What the task asks =
Report every line below that holds the word "approximately".

Dataset excerpts =

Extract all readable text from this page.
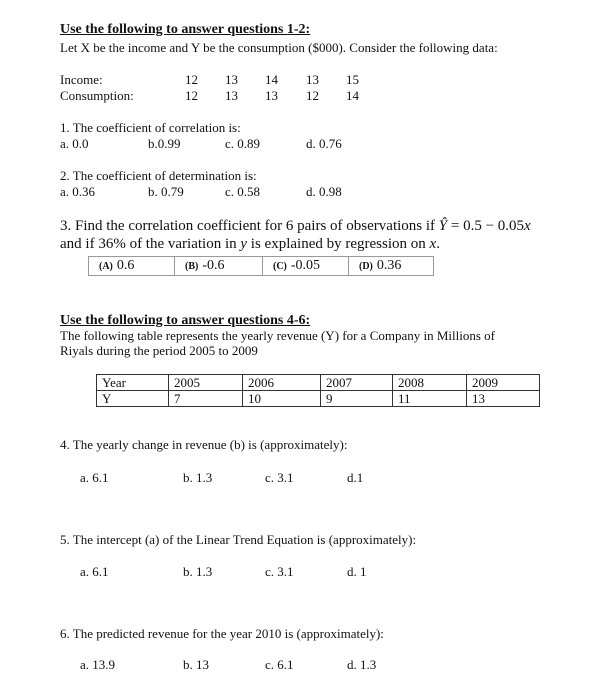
Use the following to answer questions 1-2:
Let X be the income and Y be the consumption ($000). Consider the following data:
Income:	12 13 14 13 15
Consumption:	12 13 13 12 14
1. The coefficient of correlation is:
a. 0.0	b.0.99	c. 0.89	d. 0.76
2. The coefficient of determination is:
a. 0.36	b. 0.79	c. 0.58	d. 0.98
3. Find the correlation coefficient for 6 pairs of observations if Ŷ = 0.5 − 0.05x
and if 36% of the variation in y is explained by regression on x.
(A) 0.6	(B) -0.6	(C) -0.05	(D) 0.36
Use the following to answer questions 4-6:
The following table represents the yearly revenue (Y) for a Company in Millions of
Riyals during the period 2005 to 2009
Year	2005	2006	2007	2008	2009
Y	7	10	9	11	13
4. The yearly change in revenue (b) is (approximately):
a. 6.1	b. 1.3	c. 3.1	d.1
5. The intercept (a) of the Linear Trend Equation is (approximately):
a. 6.1	b. 1.3	c. 3.1	d. 1
6. The predicted revenue for the year 2010 is (approximately):
a. 13.9	b. 13	c. 6.1	d. 1.3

Response to the task =
4. The yearly change in revenue (b) is (approximately):
5. The intercept (a) of the Linear Trend Equation is (approximately):
6. The predicted revenue for the year 2010 is (approximately):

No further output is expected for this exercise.